SET EXERCISE: Give back the entire listing verbatim.

---+---

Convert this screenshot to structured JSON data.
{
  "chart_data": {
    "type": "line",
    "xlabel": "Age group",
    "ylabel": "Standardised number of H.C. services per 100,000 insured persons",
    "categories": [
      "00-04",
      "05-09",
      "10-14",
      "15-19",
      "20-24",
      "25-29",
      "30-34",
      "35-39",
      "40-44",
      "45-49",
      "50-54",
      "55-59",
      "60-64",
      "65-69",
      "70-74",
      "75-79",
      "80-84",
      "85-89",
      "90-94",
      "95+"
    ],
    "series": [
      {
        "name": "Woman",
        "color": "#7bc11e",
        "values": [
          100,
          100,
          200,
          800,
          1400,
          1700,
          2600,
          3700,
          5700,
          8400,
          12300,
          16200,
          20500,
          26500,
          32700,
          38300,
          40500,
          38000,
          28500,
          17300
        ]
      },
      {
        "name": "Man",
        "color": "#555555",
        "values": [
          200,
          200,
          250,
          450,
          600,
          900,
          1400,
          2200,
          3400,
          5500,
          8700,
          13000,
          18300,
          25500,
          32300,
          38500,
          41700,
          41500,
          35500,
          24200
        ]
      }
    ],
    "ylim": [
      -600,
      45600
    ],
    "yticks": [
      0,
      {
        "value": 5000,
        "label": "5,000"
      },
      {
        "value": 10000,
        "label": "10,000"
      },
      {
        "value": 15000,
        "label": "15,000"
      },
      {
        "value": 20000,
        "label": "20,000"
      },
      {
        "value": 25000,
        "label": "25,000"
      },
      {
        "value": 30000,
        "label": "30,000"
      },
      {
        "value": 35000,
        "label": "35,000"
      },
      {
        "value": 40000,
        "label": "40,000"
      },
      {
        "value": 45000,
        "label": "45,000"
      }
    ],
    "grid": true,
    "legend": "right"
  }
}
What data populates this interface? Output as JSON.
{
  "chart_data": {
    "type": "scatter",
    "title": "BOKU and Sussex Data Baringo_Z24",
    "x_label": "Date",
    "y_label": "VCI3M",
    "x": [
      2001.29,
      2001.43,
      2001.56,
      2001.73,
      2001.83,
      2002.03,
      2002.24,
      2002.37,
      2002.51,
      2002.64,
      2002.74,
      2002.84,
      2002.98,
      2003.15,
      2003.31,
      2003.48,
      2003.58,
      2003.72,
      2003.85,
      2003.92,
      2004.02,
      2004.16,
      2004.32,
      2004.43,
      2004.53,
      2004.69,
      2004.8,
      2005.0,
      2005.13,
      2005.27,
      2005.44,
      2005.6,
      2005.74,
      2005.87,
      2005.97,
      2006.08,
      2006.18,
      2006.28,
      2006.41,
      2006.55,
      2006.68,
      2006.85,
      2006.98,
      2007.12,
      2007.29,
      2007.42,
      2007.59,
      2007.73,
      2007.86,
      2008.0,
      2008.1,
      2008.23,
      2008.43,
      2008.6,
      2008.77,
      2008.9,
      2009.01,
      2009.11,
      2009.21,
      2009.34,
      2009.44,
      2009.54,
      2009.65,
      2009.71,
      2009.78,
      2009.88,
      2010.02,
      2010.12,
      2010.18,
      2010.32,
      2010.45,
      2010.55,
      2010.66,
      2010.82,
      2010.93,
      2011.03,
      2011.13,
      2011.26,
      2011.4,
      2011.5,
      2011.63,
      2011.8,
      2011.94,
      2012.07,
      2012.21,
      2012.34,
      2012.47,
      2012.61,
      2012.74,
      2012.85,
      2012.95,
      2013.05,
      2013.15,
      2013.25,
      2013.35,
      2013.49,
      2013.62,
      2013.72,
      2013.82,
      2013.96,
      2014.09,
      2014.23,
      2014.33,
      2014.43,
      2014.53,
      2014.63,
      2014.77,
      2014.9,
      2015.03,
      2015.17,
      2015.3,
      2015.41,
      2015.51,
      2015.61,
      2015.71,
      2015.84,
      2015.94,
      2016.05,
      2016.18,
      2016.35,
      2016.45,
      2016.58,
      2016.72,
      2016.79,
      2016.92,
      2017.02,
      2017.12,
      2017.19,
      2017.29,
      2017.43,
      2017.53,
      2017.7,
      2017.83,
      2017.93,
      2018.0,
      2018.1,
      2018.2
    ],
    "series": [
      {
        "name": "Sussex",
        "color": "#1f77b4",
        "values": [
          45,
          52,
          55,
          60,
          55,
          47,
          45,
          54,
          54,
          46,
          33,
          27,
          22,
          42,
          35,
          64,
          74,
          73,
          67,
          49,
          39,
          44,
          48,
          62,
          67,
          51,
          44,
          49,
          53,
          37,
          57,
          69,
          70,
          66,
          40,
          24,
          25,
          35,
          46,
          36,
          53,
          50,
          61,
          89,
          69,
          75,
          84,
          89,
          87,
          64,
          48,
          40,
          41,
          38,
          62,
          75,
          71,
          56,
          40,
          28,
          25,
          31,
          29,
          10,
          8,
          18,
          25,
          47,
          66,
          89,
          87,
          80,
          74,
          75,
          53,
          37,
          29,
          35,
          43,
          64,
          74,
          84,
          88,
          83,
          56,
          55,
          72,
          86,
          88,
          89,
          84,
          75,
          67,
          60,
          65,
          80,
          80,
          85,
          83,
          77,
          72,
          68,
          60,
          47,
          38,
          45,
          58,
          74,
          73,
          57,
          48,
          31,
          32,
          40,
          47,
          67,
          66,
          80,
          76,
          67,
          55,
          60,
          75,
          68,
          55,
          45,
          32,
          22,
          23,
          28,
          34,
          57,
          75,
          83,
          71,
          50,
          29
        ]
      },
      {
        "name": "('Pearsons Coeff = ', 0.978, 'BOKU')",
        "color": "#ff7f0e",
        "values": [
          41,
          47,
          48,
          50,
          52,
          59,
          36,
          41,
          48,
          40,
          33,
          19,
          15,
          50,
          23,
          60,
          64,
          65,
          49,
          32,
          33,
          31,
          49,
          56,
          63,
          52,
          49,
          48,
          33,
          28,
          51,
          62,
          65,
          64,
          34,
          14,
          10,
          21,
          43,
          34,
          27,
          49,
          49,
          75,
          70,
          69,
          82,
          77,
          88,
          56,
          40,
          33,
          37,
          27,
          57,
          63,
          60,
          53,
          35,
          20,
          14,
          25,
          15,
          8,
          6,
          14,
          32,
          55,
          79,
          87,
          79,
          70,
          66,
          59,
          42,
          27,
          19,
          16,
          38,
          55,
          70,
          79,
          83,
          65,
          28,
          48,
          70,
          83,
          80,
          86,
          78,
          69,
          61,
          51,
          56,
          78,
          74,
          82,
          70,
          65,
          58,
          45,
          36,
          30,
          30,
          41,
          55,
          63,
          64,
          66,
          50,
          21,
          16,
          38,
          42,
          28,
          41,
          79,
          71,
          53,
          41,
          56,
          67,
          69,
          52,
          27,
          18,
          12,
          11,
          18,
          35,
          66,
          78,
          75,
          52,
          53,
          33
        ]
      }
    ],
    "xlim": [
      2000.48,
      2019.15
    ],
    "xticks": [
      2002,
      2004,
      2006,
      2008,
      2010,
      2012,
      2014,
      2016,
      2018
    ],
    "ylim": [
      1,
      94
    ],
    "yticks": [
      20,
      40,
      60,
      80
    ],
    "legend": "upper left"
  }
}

---+---

WRITTEN ANSWER:
Convert this screenshot to structured JSON data.
{
  "chart_data": {
    "type": "line",
    "xlabel": "Age group",
    "ylabel": "Standardised number of H.C. services per 100,000 insured persons",
    "categories": [
      "00-04",
      "05-09",
      "10-14",
      "15-19",
      "20-24",
      "25-29",
      "30-34",
      "35-39",
      "40-44",
      "45-49",
      "50-54",
      "55-59",
      "60-64",
      "65-69",
      "70-74",
      "75-79",
      "80-84",
      "85-89",
      "90-94",
      "95+"
    ],
    "series": [
      {
        "name": "Woman",
        "color": "#7bc11e",
        "values": [
          100,
          100,
          200,
          800,
          1400,
          1700,
          2600,
          3700,
          5700,
          8400,
          12300,
          16200,
          20500,
          26500,
          32700,
          38300,
          40500,
          38000,
          28500,
          17300
        ]
      },
      {
        "name": "Man",
        "color": "#555555",
        "values": [
          200,
          200,
          250,
          450,
          600,
          900,
          1400,
          2200,
          3400,
          5500,
          8700,
          13000,
          18300,
          25500,
          32300,
          38500,
          41700,
          41500,
          35500,
          24200
        ]
      }
    ],
    "ylim": [
      -600,
      45600
    ],
    "yticks": [
      0,
      {
        "value": 5000,
        "label": "5,000"
      },
      {
        "value": 10000,
        "label": "10,000"
      },
      {
        "value": 15000,
        "label": "15,000"
      },
      {
        "value": 20000,
        "label": "20,000"
      },
      {
        "value": 25000,
        "label": "25,000"
      },
      {
        "value": 30000,
        "label": "30,000"
      },
      {
        "value": 35000,
        "label": "35,000"
      },
      {
        "value": 40000,
        "label": "40,000"
      },
      {
        "value": 45000,
        "label": "45,000"
      }
    ],
    "grid": true,
    "legend": "right"
  }
}
What data populates this interface? Output as JSON.
{
  "chart_data": {
    "type": "scatter",
    "title": "BOKU and Sussex Data Baringo_Z24",
    "x_label": "Date",
    "y_label": "VCI3M",
    "x": [
      2001.29,
      2001.43,
      2001.56,
      2001.73,
      2001.83,
      2002.03,
      2002.24,
      2002.37,
      2002.51,
      2002.64,
      2002.74,
      2002.84,
      2002.98,
      2003.15,
      2003.31,
      2003.48,
      2003.58,
      2003.72,
      2003.85,
      2003.92,
      2004.02,
      2004.16,
      2004.32,
      2004.43,
      2004.53,
      2004.69,
      2004.8,
      2005.0,
      2005.13,
      2005.27,
      2005.44,
      2005.6,
      2005.74,
      2005.87,
      2005.97,
      2006.08,
      2006.18,
      2006.28,
      2006.41,
      2006.55,
      2006.68,
      2006.85,
      2006.98,
      2007.12,
      2007.29,
      2007.42,
      2007.59,
      2007.73,
      2007.86,
      2008.0,
      2008.1,
      2008.23,
      2008.43,
      2008.6,
      2008.77,
      2008.9,
      2009.01,
      2009.11,
      2009.21,
      2009.34,
      2009.44,
      2009.54,
      2009.65,
      2009.71,
      2009.78,
      2009.88,
      2010.02,
      2010.12,
      2010.18,
      2010.32,
      2010.45,
      2010.55,
      2010.66,
      2010.82,
      2010.93,
      2011.03,
      2011.13,
      2011.26,
      2011.4,
      2011.5,
      2011.63,
      2011.8,
      2011.94,
      2012.07,
      2012.21,
      2012.34,
      2012.47,
      2012.61,
      2012.74,
      2012.85,
      2012.95,
      2013.05,
      2013.15,
      2013.25,
      2013.35,
      2013.49,
      2013.62,
      2013.72,
      2013.82,
      2013.96,
      2014.09,
      2014.23,
      2014.33,
      2014.43,
      2014.53,
      2014.63,
      2014.77,
      2014.9,
      2015.03,
      2015.17,
      2015.3,
      2015.41,
      2015.51,
      2015.61,
      2015.71,
      2015.84,
      2015.94,
      2016.05,
      2016.18,
      2016.35,
      2016.45,
      2016.58,
      2016.72,
      2016.79,
      2016.92,
      2017.02,
      2017.12,
      2017.19,
      2017.29,
      2017.43,
      2017.53,
      2017.7,
      2017.83,
      2017.93,
      2018.0,
      2018.1,
      2018.2
    ],
    "series": [
      {
        "name": "Sussex",
        "color": "#1f77b4",
        "values": [
          45,
          52,
          55,
          60,
          55,
          47,
          45,
          54,
          54,
          46,
          33,
          27,
          22,
          42,
          35,
          64,
          74,
          73,
          67,
          49,
          39,
          44,
          48,
          62,
          67,
          51,
          44,
          49,
          53,
          37,
          57,
          69,
          70,
          66,
          40,
          24,
          25,
          35,
          46,
          36,
          53,
          50,
          61,
          89,
          69,
          75,
          84,
          89,
          87,
          64,
          48,
          40,
          41,
          38,
          62,
          75,
          71,
          56,
          40,
          28,
          25,
          31,
          29,
          10,
          8,
          18,
          25,
          47,
          66,
          89,
          87,
          80,
          74,
          75,
          53,
          37,
          29,
          35,
          43,
          64,
          74,
          84,
          88,
          83,
          56,
          55,
          72,
          86,
          88,
          89,
          84,
          75,
          67,
          60,
          65,
          80,
          80,
          85,
          83,
          77,
          72,
          68,
          60,
          47,
          38,
          45,
          58,
          74,
          73,
          57,
          48,
          31,
          32,
          40,
          47,
          67,
          66,
          80,
          76,
          67,
          55,
          60,
          75,
          68,
          55,
          45,
          32,
          22,
          23,
          28,
          34,
          57,
          75,
          83,
          71,
          50,
          29
        ]
      },
      {
        "name": "('Pearsons Coeff = ', 0.978, 'BOKU')",
        "color": "#ff7f0e",
        "values": [
          41,
          47,
          48,
          50,
          52,
          59,
          36,
          41,
          48,
          40,
          33,
          19,
          15,
          50,
          23,
          60,
          64,
          65,
          49,
          32,
          33,
          31,
          49,
          56,
          63,
          52,
          49,
          48,
          33,
          28,
          51,
          62,
          65,
          64,
          34,
          14,
          10,
          21,
          43,
          34,
          27,
          49,
          49,
          75,
          70,
          69,
          82,
          77,
          88,
          56,
          40,
          33,
          37,
          27,
          57,
          63,
          60,
          53,
          35,
          20,
          14,
          25,
          15,
          8,
          6,
          14,
          32,
          55,
          79,
          87,
          79,
          70,
          66,
          59,
          42,
          27,
          19,
          16,
          38,
          55,
          70,
          79,
          83,
          65,
          28,
          48,
          70,
          83,
          80,
          86,
          78,
          69,
          61,
          51,
          56,
          78,
          74,
          82,
          70,
          65,
          58,
          45,
          36,
          30,
          30,
          41,
          55,
          63,
          64,
          66,
          50,
          21,
          16,
          38,
          42,
          28,
          41,
          79,
          71,
          53,
          41,
          56,
          67,
          69,
          52,
          27,
          18,
          12,
          11,
          18,
          35,
          66,
          78,
          75,
          52,
          53,
          33
        ]
      }
    ],
    "xlim": [
      2000.48,
      2019.15
    ],
    "xticks": [
      2002,
      2004,
      2006,
      2008,
      2010,
      2012,
      2014,
      2016,
      2018
    ],
    "ylim": [
      1,
      94
    ],
    "yticks": [
      20,
      40,
      60,
      80
    ],
    "legend": "upper left"
  }
}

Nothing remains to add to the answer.